### Collected data
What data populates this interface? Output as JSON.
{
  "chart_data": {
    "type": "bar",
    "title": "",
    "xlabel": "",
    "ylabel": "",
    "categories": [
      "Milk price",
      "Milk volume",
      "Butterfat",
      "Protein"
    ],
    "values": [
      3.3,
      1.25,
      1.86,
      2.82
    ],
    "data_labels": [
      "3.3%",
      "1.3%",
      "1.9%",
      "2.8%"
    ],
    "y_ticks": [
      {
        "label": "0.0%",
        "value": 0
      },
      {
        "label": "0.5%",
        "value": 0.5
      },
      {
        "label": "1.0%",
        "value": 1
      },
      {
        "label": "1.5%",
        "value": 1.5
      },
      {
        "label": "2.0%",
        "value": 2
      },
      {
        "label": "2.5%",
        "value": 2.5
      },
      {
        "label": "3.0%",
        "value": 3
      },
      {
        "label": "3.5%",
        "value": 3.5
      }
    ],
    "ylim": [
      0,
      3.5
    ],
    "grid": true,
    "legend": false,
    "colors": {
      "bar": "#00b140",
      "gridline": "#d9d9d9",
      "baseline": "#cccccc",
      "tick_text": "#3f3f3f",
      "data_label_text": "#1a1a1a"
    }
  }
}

### Work to complete
After reading the data, retype all of it exactly as it reads.

### Response area
What data populates this interface? Output as JSON.
{
  "chart_data": {
    "type": "bar",
    "title": "",
    "xlabel": "",
    "ylabel": "",
    "categories": [
      "Milk price",
      "Milk volume",
      "Butterfat",
      "Protein"
    ],
    "values": [
      3.3,
      1.25,
      1.86,
      2.82
    ],
    "data_labels": [
      "3.3%",
      "1.3%",
      "1.9%",
      "2.8%"
    ],
    "y_ticks": [
      {
        "label": "0.0%",
        "value": 0
      },
      {
        "label": "0.5%",
        "value": 0.5
      },
      {
        "label": "1.0%",
        "value": 1
      },
      {
        "label": "1.5%",
        "value": 1.5
      },
      {
        "label": "2.0%",
        "value": 2
      },
      {
        "label": "2.5%",
        "value": 2.5
      },
      {
        "label": "3.0%",
        "value": 3
      },
      {
        "label": "3.5%",
        "value": 3.5
      }
    ],
    "ylim": [
      0,
      3.5
    ],
    "grid": true,
    "legend": false,
    "colors": {
      "bar": "#00b140",
      "gridline": "#d9d9d9",
      "baseline": "#cccccc",
      "tick_text": "#3f3f3f",
      "data_label_text": "#1a1a1a"
    }
  }
}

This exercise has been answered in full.